# [Challenge]
Write out the material exactly, leaving every picture behind.

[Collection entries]
::::
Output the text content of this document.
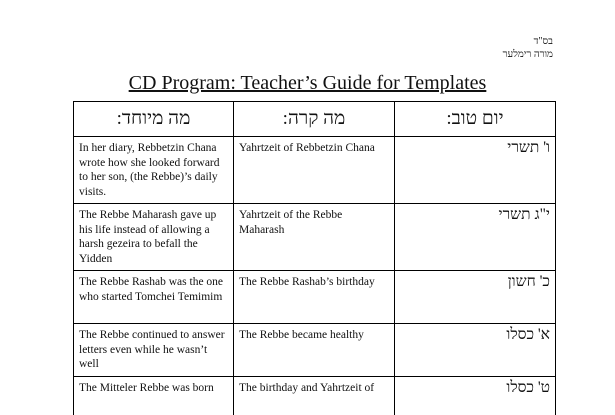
בס"ד
מורה רימלער
CD Program: Teacher’s Guide for Templates
מה מיוחד:	מה קרה:	יום טוב:
In her diary, Rebbetzin Chana wrote how she looked forward to her son, (the Rebbe)’s daily visits.	Yahrtzeit of Rebbetzin Chana	ו' תשרי
The Rebbe Maharash gave up his life instead of allowing a harsh gezeira to befall the Yidden	Yahrtzeit of the Rebbe Maharash	י"ג תשרי
The Rebbe Rashab was the one who started Tomchei Temimim	The Rebbe Rashab’s birthday	כ' חשון
The Rebbe continued to answer letters even while he wasn’t well	The Rebbe became healthy	א' כסלו
The Mitteler Rebbe was born	The birthday and Yahrtzeit of	ט' כסלו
::::
# [Task response]
Output the text content of this document.
בס"ד
מורה רימלער
CD Program: Teacher’s Guide for Templates
מה מיוחד:	מה קרה:	יום טוב:
In her diary, Rebbetzin Chana wrote how she looked forward to her son, (the Rebbe)’s daily visits.	Yahrtzeit of Rebbetzin Chana	ו' תשרי
The Rebbe Maharash gave up his life instead of allowing a harsh gezeira to befall the Yidden	Yahrtzeit of the Rebbe Maharash	י"ג תשרי
The Rebbe Rashab was the one who started Tomchei Temimim	The Rebbe Rashab’s birthday	כ' חשון
The Rebbe continued to answer letters even while he wasn’t well	The Rebbe became healthy	א' כסלו
The Mitteler Rebbe was born	The birthday and Yahrtzeit of	ט' כסלו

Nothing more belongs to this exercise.